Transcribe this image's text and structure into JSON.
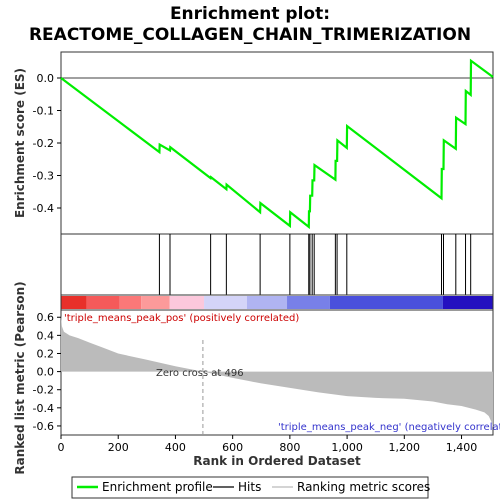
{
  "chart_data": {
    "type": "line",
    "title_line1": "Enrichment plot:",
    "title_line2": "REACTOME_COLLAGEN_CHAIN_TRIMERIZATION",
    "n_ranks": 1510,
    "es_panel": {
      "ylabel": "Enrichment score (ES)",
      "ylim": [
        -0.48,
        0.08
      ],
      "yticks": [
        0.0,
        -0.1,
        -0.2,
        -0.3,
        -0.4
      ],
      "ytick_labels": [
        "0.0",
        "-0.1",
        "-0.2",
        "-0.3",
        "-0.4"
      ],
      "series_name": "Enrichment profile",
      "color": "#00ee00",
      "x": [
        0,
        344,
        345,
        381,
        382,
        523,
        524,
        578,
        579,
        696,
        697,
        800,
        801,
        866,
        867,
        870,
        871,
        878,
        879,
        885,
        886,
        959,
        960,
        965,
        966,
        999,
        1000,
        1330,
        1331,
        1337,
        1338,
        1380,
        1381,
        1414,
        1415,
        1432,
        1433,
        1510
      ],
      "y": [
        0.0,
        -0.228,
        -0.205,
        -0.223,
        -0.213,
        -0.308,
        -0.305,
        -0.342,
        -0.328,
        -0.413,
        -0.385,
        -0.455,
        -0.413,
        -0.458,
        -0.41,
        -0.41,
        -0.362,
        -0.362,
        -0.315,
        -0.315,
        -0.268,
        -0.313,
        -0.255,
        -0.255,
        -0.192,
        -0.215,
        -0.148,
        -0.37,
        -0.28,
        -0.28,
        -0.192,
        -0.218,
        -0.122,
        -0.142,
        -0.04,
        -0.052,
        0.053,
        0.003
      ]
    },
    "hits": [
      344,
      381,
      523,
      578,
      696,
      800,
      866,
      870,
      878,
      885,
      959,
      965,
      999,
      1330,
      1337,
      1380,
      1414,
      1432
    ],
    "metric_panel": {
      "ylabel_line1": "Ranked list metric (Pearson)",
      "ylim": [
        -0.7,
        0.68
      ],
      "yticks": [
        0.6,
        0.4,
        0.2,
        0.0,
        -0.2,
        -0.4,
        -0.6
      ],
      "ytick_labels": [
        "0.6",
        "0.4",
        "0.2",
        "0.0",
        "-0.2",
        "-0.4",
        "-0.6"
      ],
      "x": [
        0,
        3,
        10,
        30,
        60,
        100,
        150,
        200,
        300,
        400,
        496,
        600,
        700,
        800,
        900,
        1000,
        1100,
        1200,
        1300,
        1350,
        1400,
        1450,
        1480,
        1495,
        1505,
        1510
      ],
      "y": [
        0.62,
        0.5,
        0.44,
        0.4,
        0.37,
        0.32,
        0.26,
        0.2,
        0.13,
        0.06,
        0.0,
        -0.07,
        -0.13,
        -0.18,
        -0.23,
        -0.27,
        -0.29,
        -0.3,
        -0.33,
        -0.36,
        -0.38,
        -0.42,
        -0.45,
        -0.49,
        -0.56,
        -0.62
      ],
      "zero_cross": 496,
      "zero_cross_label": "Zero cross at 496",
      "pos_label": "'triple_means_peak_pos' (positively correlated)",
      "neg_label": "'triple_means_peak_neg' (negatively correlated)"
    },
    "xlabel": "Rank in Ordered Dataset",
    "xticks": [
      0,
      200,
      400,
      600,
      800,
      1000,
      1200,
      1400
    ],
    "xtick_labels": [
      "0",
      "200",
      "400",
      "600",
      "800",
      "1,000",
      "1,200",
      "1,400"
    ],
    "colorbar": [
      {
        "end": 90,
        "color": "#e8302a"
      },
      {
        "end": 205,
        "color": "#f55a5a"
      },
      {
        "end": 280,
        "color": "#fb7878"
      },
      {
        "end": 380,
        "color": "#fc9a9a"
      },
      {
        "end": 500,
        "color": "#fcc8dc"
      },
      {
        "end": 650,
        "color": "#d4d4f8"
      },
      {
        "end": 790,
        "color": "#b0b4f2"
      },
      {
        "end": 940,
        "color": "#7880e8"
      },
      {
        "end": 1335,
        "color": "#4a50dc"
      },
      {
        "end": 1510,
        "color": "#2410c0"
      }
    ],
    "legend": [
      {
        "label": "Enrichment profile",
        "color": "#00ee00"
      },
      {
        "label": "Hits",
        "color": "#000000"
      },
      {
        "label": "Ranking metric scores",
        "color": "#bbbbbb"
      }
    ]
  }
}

###

• The task
Pictures are not part of the copy; output everything else in the records exactly.

• Exercise result
Transcribe this image's text and structure into JSON.
{
  "chart_data": {
    "type": "line",
    "title_line1": "Enrichment plot:",
    "title_line2": "REACTOME_COLLAGEN_CHAIN_TRIMERIZATION",
    "n_ranks": 1510,
    "es_panel": {
      "ylabel": "Enrichment score (ES)",
      "ylim": [
        -0.48,
        0.08
      ],
      "yticks": [
        0.0,
        -0.1,
        -0.2,
        -0.3,
        -0.4
      ],
      "ytick_labels": [
        "0.0",
        "-0.1",
        "-0.2",
        "-0.3",
        "-0.4"
      ],
      "series_name": "Enrichment profile",
      "color": "#00ee00",
      "x": [
        0,
        344,
        345,
        381,
        382,
        523,
        524,
        578,
        579,
        696,
        697,
        800,
        801,
        866,
        867,
        870,
        871,
        878,
        879,
        885,
        886,
        959,
        960,
        965,
        966,
        999,
        1000,
        1330,
        1331,
        1337,
        1338,
        1380,
        1381,
        1414,
        1415,
        1432,
        1433,
        1510
      ],
      "y": [
        0.0,
        -0.228,
        -0.205,
        -0.223,
        -0.213,
        -0.308,
        -0.305,
        -0.342,
        -0.328,
        -0.413,
        -0.385,
        -0.455,
        -0.413,
        -0.458,
        -0.41,
        -0.41,
        -0.362,
        -0.362,
        -0.315,
        -0.315,
        -0.268,
        -0.313,
        -0.255,
        -0.255,
        -0.192,
        -0.215,
        -0.148,
        -0.37,
        -0.28,
        -0.28,
        -0.192,
        -0.218,
        -0.122,
        -0.142,
        -0.04,
        -0.052,
        0.053,
        0.003
      ]
    },
    "hits": [
      344,
      381,
      523,
      578,
      696,
      800,
      866,
      870,
      878,
      885,
      959,
      965,
      999,
      1330,
      1337,
      1380,
      1414,
      1432
    ],
    "metric_panel": {
      "ylabel_line1": "Ranked list metric (Pearson)",
      "ylim": [
        -0.7,
        0.68
      ],
      "yticks": [
        0.6,
        0.4,
        0.2,
        0.0,
        -0.2,
        -0.4,
        -0.6
      ],
      "ytick_labels": [
        "0.6",
        "0.4",
        "0.2",
        "0.0",
        "-0.2",
        "-0.4",
        "-0.6"
      ],
      "x": [
        0,
        3,
        10,
        30,
        60,
        100,
        150,
        200,
        300,
        400,
        496,
        600,
        700,
        800,
        900,
        1000,
        1100,
        1200,
        1300,
        1350,
        1400,
        1450,
        1480,
        1495,
        1505,
        1510
      ],
      "y": [
        0.62,
        0.5,
        0.44,
        0.4,
        0.37,
        0.32,
        0.26,
        0.2,
        0.13,
        0.06,
        0.0,
        -0.07,
        -0.13,
        -0.18,
        -0.23,
        -0.27,
        -0.29,
        -0.3,
        -0.33,
        -0.36,
        -0.38,
        -0.42,
        -0.45,
        -0.49,
        -0.56,
        -0.62
      ],
      "zero_cross": 496,
      "zero_cross_label": "Zero cross at 496",
      "pos_label": "'triple_means_peak_pos' (positively correlated)",
      "neg_label": "'triple_means_peak_neg' (negatively correlated)"
    },
    "xlabel": "Rank in Ordered Dataset",
    "xticks": [
      0,
      200,
      400,
      600,
      800,
      1000,
      1200,
      1400
    ],
    "xtick_labels": [
      "0",
      "200",
      "400",
      "600",
      "800",
      "1,000",
      "1,200",
      "1,400"
    ],
    "colorbar": [
      {
        "end": 90,
        "color": "#e8302a"
      },
      {
        "end": 205,
        "color": "#f55a5a"
      },
      {
        "end": 280,
        "color": "#fb7878"
      },
      {
        "end": 380,
        "color": "#fc9a9a"
      },
      {
        "end": 500,
        "color": "#fcc8dc"
      },
      {
        "end": 650,
        "color": "#d4d4f8"
      },
      {
        "end": 790,
        "color": "#b0b4f2"
      },
      {
        "end": 940,
        "color": "#7880e8"
      },
      {
        "end": 1335,
        "color": "#4a50dc"
      },
      {
        "end": 1510,
        "color": "#2410c0"
      }
    ],
    "legend": [
      {
        "label": "Enrichment profile",
        "color": "#00ee00"
      },
      {
        "label": "Hits",
        "color": "#000000"
      },
      {
        "label": "Ranking metric scores",
        "color": "#bbbbbb"
      }
    ]
  }
}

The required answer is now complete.